## TASK OBJECTIVE
Find each line containing the word "будет" and report how many there are. Add nothing else.
----------
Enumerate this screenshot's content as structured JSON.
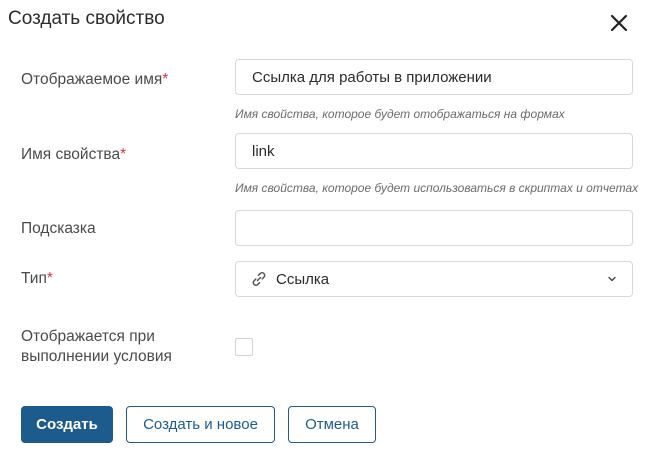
{
  "dialog": {
    "title": "Создать свойство",
    "close_icon": "close-icon"
  },
  "form": {
    "display_name": {
      "label": "Отображаемое имя",
      "required_mark": "*",
      "value": "Ссылка для работы в приложении",
      "hint": "Имя свойства, которое будет отображаться на формах"
    },
    "property_name": {
      "label": "Имя свойства",
      "required_mark": "*",
      "value": "link",
      "hint": "Имя свойства, которое будет использоваться в скриптах и отчетах"
    },
    "tooltip": {
      "label": "Подсказка",
      "value": ""
    },
    "type": {
      "label": "Тип",
      "required_mark": "*",
      "selected": "Ссылка",
      "icon": "link-icon"
    },
    "conditional": {
      "label_line1": "Отображается при",
      "label_line2": "выполнении условия",
      "checked": false
    }
  },
  "buttons": {
    "create": "Создать",
    "create_and_new": "Создать и новое",
    "cancel": "Отмена"
  },
  "colors": {
    "primary": "#1e5b8d",
    "required": "#d9363e",
    "border": "#d6d9dc"
  }
}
----------
## REPLY TO THE TASK
2